* [Source text]
--*--
Soon, the idea of "ownership" will just be made fully synthetic. We will rent
the assets of our lives...just like our homes...wether this is good or
bad...or just another level of clarity...is in the eye of the beholder. This
will solve any debate on who "owns" a phone, or a piece of software...there
will just be no more "sales"...just "leases" of the same...without the
residual legal rights of true ownerhsip...nor the notion that denying such
rights will be anything less than what is otherwise suspected...

------
jebblue
I'd like to know why Sony was allowed to turn off our ability to install other
OS'es on the PS3's we had _already_ bought. That's like if the dealership
showed up with a mechanic and said they changed their minds and want the
turbocharger back.

------
frankydp
Anyone tried to request the manual/technical documents for a UConnect so you
could flash your console and tinker with it?

Customer service told me tampering in any way would void the warranty on my
entire vehicle.........

Needless to say I they didn't send me a copy of the manual.

------
npsimons
And this is precisely why GPLv3 was invented.

------
uribs
Actually, companies should not be allowed to lock stuff in the first place.
--*--
* [Box coordinate listings]

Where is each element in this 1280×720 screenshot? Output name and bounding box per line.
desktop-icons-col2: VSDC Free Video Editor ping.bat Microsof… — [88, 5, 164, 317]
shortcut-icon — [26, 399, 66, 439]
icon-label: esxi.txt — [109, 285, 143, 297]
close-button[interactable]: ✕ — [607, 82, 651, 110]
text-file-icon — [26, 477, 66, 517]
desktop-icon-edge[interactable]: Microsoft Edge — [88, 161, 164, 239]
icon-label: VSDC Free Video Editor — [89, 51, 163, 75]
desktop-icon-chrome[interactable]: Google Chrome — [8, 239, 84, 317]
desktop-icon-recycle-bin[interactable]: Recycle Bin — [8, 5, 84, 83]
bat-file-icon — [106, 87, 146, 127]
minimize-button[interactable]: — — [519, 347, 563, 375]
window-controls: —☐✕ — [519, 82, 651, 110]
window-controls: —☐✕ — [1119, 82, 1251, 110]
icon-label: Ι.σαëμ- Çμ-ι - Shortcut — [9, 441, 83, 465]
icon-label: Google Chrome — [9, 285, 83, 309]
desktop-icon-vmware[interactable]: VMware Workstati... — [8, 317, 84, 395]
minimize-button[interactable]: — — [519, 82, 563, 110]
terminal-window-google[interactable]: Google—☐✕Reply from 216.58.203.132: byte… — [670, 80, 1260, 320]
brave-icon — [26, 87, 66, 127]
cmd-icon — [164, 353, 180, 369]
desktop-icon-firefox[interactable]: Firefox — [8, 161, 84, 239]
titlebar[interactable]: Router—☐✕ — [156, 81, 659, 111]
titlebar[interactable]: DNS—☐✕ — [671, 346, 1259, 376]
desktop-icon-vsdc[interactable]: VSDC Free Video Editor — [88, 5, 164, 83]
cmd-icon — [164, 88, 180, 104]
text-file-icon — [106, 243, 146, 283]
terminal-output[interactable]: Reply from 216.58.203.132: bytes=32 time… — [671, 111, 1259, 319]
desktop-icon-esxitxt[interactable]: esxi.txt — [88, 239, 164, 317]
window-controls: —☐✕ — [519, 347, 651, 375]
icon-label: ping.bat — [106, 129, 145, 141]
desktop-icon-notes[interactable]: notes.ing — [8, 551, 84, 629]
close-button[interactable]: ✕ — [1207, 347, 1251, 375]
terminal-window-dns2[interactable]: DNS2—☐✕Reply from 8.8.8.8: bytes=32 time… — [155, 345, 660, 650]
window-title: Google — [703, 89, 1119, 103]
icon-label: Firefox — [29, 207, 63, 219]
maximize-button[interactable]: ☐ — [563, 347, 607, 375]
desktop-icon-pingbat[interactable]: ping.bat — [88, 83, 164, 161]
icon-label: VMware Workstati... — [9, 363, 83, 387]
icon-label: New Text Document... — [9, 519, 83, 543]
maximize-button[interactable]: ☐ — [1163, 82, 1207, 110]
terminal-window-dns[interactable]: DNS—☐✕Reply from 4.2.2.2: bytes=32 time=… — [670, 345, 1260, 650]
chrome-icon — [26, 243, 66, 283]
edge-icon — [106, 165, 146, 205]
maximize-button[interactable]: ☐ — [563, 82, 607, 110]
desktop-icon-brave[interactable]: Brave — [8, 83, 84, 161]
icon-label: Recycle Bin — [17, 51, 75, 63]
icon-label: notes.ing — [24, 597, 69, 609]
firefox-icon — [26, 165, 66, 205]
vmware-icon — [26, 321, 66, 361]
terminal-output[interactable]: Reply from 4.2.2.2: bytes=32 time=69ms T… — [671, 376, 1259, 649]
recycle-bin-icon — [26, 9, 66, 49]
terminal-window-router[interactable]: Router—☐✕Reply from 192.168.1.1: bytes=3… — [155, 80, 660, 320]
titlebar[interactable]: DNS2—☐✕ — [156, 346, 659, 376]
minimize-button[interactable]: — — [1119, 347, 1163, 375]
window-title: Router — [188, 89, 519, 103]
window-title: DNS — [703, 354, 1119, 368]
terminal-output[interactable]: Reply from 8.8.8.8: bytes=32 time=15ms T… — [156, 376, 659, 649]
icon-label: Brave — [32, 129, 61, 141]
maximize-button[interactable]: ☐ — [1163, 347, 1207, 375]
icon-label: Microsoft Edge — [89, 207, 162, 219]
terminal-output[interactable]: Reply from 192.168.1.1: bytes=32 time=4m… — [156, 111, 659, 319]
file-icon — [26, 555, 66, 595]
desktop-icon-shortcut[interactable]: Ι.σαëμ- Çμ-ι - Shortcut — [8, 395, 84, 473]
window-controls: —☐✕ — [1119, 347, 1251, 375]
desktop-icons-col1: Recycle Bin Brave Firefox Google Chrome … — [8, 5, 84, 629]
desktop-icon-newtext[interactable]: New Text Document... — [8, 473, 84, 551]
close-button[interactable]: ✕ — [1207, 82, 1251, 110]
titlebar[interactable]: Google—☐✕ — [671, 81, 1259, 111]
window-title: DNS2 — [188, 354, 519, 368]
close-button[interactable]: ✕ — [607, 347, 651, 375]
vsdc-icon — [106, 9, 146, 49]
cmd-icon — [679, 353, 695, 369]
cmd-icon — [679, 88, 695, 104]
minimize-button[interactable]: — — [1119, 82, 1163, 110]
--*--
* [Set of tasks]
**1.** Can you recast the records, from their first line through the line containing "icon-label: esxi.txt — [109, 285, 143, 297]", as a Markdown table with the columns No. and Line, leaving out any blank lines?
**2.** Continue the forum thread on device ownership from the point where it stops.

* [Task-by-task outputs]
**1.**
| No. | Line |
|---|---|
| 1 | Where is each element in this 1280×720 screenshot? Output name and bounding box per line. |
| 2 | desktop-icons-col2: VSDC Free Video Editor ping.bat Microsof… — [88, 5, 164, 317] |
| 3 | shortcut-icon — [26, 399, 66, 439] |
| 4 | icon-label: esxi.txt — [109, 285, 143, 297] |

**2.**
Or more precisely, they should be able to lock stuff, but doing so should
automatically license all their copyrights, patents and trademarks used in the
thing they locked for everyone to use for free forever in any way without
limits.

If they are out to fuck the public in the ass, there's no reason the public's
courts and police should assist or protect them.

------
tiglionabbit
I'm not sure exactly what people are asking for here. There's a lot of
complexity in the phone network implementations out there (scroll to the
bottom of this page to get an idea of what's out there:
<http://en.wikipedia.org/wiki/Evolved_HSPA> )

I've owned a few unlocked phones and found that switching networks is largely
useless as my phone is unlikely to support the best data features from another
provider.